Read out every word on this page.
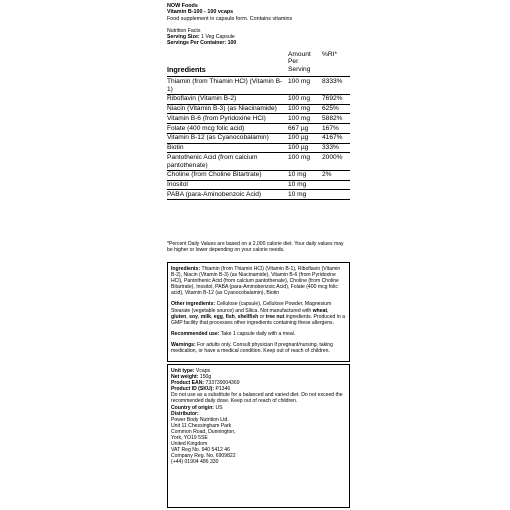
NOW Foods
Vitamin B-100 - 100 vcaps
Food supplement in capsule form. Contains vitamins
Nutrition Facts
Serving Size: 1 Veg Capsule
Servings Per Container: 100
Ingredients	Amount Per Serving	%RI*
Thiamin (from Thiamin HCl) (Vitamin B-1)	100 mg	8333%
Riboflavin (Vitamin B-2)	100 mg	7692%
Niacin (Vitamin B-3) (as Niacinamide)	100 mg	625%
Vitamin B-6 (from Pyridoxine HCl)	100 mg	5882%
Folate (400 mcg folic acid)	667 µg	167%
Vitamin B-12 (as Cyanocobalamin)	100 µg	4167%
Biotin	100 µg	333%
Pantothenic Acid (from calcium pantothenate)	100 mg	2000%
Choline (from Choline Bitartrate)	10 mg	2%
Inositol	10 mg	
PABA (para-Aminobenzoic Acid)	10 mg	
*Percent Daily Values are based on a 2,000 calorie diet. Your daily values may be higher or lower depending on your calorie needs.

Ingredients: Thiamin (from Thiamin HCl) (Vitamin B-1), Riboflavin (Vitamin B-2), Niacin (Vitamin B-3) (as Niacinamide), Vitamin B-6 (from Pyridoxine HCl), Pantothenic Acid (from calcium pantothenate), Choline (from Choline Bitartrate), Inositol, PABA (para-Aminobenzoic Acid), Folate (400 mcg folic acid), Vitamin B-12 (as Cyanocobalamin), Biotin

Other ingredients: Cellulose (capsule), Cellulose Powder, Magnesium Stearate (vegetable source) and Silica. Not manufactured with wheat, gluten, soy, milk, egg, fish, shellfish or tree nut ingredients. Produced in a GMP facility that processes other ingredients containing these allergens.

Recommended use: Take 1 capsule daily with a meal.

Warnings: For adults only. Consult physician if pregnant/nursing, taking medication, or have a medical condition. Keep out of reach of children.

Unit type: Vcaps
Net weight: 150g
Product EAN: 733739004369
Product ID (SKU): P1346
Do not use as a substitute for a balanced and varied diet. Do not exceed the recommended daily dose. Keep out of reach of children.
Country of origin: US
Distributor:
Power Body Nutrition Ltd.
Unit 11 Chessingham Park
Common Road, Dunnington,
York, YO19 5SE
United Kingdom
VAT Reg No. 940 5412 46
Company Reg. No. 6909822
(+44) 01904 486 330
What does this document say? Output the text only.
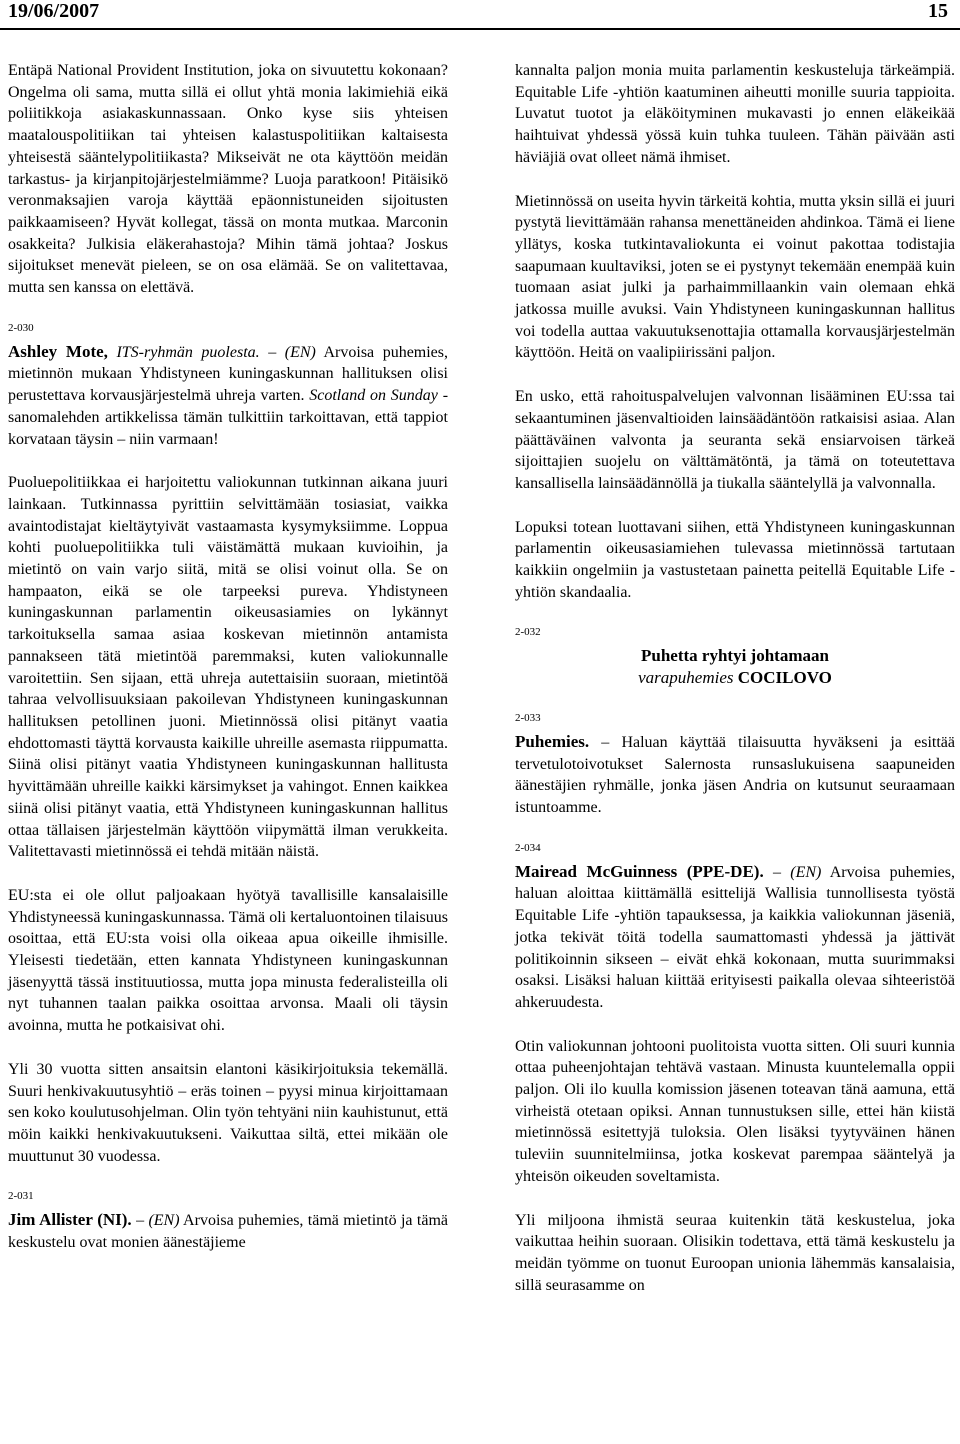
19/06/2007	15

Entäpä National Provident Institution, joka on sivuutettu kokonaan? Ongelma oli sama, mutta sillä ei ollut yhtä monia lakimiehiä eikä poliitikkoja asiakaskunnassaan. Onko kyse siis yhteisen maatalouspolitiikan tai yhteisen kalastuspolitiikan kaltaisesta yhteisestä sääntelypolitiikasta? Mikseivät ne ota käyttöön meidän tarkastus- ja kirjanpitojärjestelmiämme? Luoja paratkoon! Pitäisikö veronmaksajien varoja käyttää epäonnistuneiden sijoitusten paikkaamiseen? Hyvät kollegat, tässä on monta mutkaa. Marconin osakkeita? Julkisia eläkerahastoja? Mihin tämä johtaa? Joskus sijoitukset menevät pieleen, se on osa elämää. Se on valitettavaa, mutta sen kanssa on elettävä.

2-030

Ashley Mote, ITS-ryhmän puolesta. – (EN) Arvoisa puhemies, mietinnön mukaan Yhdistyneen kuningaskunnan hallituksen olisi perustettava korvausjärjestelmä uhreja varten. Scotland on Sunday -sanomalehden artikkelissa tämän tulkittiin tarkoittavan, että tappiot korvataan täysin – niin varmaan!

Puoluepolitiikkaa ei harjoitettu valiokunnan tutkinnan aikana juuri lainkaan. Tutkinnassa pyrittiin selvittämään tosiasiat, vaikka avaintodistajat kieltäytyivät vastaamasta kysymyksiimme. Loppua kohti puoluepolitiikka tuli väistämättä mukaan kuvioihin, ja mietintö on vain varjo siitä, mitä se olisi voinut olla. Se on hampaaton, eikä se ole tarpeeksi pureva. Yhdistyneen kuningaskunnan parlamentin oikeusasiamies on lykännyt tarkoituksella samaa asiaa koskevan mietinnön antamista pannakseen tätä mietintöä paremmaksi, kuten valiokunnalle varoitettiin. Sen sijaan, että uhreja autettaisiin suoraan, mietintöä tahraa velvollisuuksiaan pakoilevan Yhdistyneen kuningaskunnan hallituksen petollinen juoni. Mietinnössä olisi pitänyt vaatia ehdottomasti täyttä korvausta kaikille uhreille asemasta riippumatta. Siinä olisi pitänyt vaatia Yhdistyneen kuningaskunnan hallitusta hyvittämään uhreille kaikki kärsimykset ja vahingot. Ennen kaikkea siinä olisi pitänyt vaatia, että Yhdistyneen kuningaskunnan hallitus ottaa tällaisen järjestelmän käyttöön viipymättä ilman verukkeita. Valitettavasti mietinnössä ei tehdä mitään näistä.

EU:sta ei ole ollut paljoakaan hyötyä tavallisille kansalaisille Yhdistyneessä kuningaskunnassa. Tämä oli kertaluontoinen tilaisuus osoittaa, että EU:sta voisi olla oikeaa apua oikeille ihmisille. Yleisesti tiedetään, etten kannata Yhdistyneen kuningaskunnan jäsenyyttä tässä instituutiossa, mutta jopa minusta federalisteilla oli nyt tuhannen taalan paikka osoittaa arvonsa. Maali oli täysin avoinna, mutta he potkaisivat ohi.

Yli 30 vuotta sitten ansaitsin elantoni käsikirjoituksia tekemällä. Suuri henkivakuutusyhtiö – eräs toinen – pyysi minua kirjoittamaan sen koko koulutusohjelman. Olin työn tehtyäni niin kauhistunut, että möin kaikki henkivakuutukseni. Vaikuttaa siltä, ettei mikään ole muuttunut 30 vuodessa.

2-031

Jim Allister (NI). – (EN) Arvoisa puhemies, tämä mietintö ja tämä keskustelu ovat monien äänestäjieme

kannalta paljon monia muita parlamentin keskusteluja tärkeämpiä. Equitable Life -yhtiön kaatuminen aiheutti monille suuria tappioita. Luvatut tuotot ja eläköityminen mukavasti jo ennen eläkeikää haihtuivat yhdessä yössä kuin tuhka tuuleen. Tähän päivään asti häviäjiä ovat olleet nämä ihmiset.

Mietinnössä on useita hyvin tärkeitä kohtia, mutta yksin sillä ei juuri pystytä lievittämään rahansa menettäneiden ahdinkoa. Tämä ei liene yllätys, koska tutkintavaliokunta ei voinut pakottaa todistajia saapumaan kuultaviksi, joten se ei pystynyt tekemään enempää kuin tuomaan asiat julki ja parhaimmillaankin vain olemaan ehkä jatkossa muille avuksi. Vain Yhdistyneen kuningaskunnan hallitus voi todella auttaa vakuutuksenottajia ottamalla korvausjärjestelmän käyttöön. Heitä on vaalipiirissäni paljon.

En usko, että rahoituspalvelujen valvonnan lisääminen EU:ssa tai sekaantuminen jäsenvaltioiden lainsäädäntöön ratkaisisi asiaa. Alan päättäväinen valvonta ja seuranta sekä ensiarvoisen tärkeä sijoittajien suojelu on välttämätöntä, ja tämä on toteutettava kansallisella lainsäädännöllä ja tiukalla sääntelyllä ja valvonnalla.

Lopuksi totean luottavani siihen, että Yhdistyneen kuningaskunnan parlamentin oikeusasiamiehen tulevassa mietinnössä tartutaan kaikkiin ongelmiin ja vastustetaan painetta peitellä Equitable Life -yhtiön skandaalia.

2-032
Puhetta ryhtyi johtamaan
varapuhemies COCILOVO
2-033

Puhemies. – Haluan käyttää tilaisuutta hyväkseni ja esittää tervetulotoivotukset Salernosta runsaslukuisena saapuneiden äänestäjien ryhmälle, jonka jäsen Andria on kutsunut seuraamaan istuntoamme.

2-034

Mairead McGuinness (PPE-DE). – (EN) Arvoisa puhemies, haluan aloittaa kiittämällä esittelijä Wallisia tunnollisesta työstä Equitable Life -yhtiön tapauksessa, ja kaikkia valiokunnan jäseniä, jotka tekivät töitä todella saumattomasti yhdessä ja jättivät politikoinnin sikseen – eivät ehkä kokonaan, mutta suurimmaksi osaksi. Lisäksi haluan kiittää erityisesti paikalla olevaa sihteeristöä ahkeruudesta.

Otin valiokunnan johtooni puolitoista vuotta sitten. Oli suuri kunnia ottaa puheenjohtajan tehtävä vastaan. Minusta kuuntelemalla oppii paljon. Oli ilo kuulla komission jäsenen toteavan tänä aamuna, että virheistä otetaan opiksi. Annan tunnustuksen sille, ettei hän kiistä mietinnössä esitettyjä tuloksia. Olen lisäksi tyytyväinen hänen tuleviin suunnitelmiinsa, jotka koskevat parempaa sääntelyä ja yhteisön oikeuden soveltamista.

Yli miljoona ihmistä seuraa kuitenkin tätä keskustelua, joka vaikuttaa heihin suoraan. Olisikin todettava, että tämä keskustelu ja meidän työmme on tuonut Euroopan unionia lähemmäs kansalaisia, sillä seurasamme on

==*==

## Task statement
Using the listing above, say how many of its lines contain the string "pantothenate", giving nothing but the figure.

## Solution to this problem
2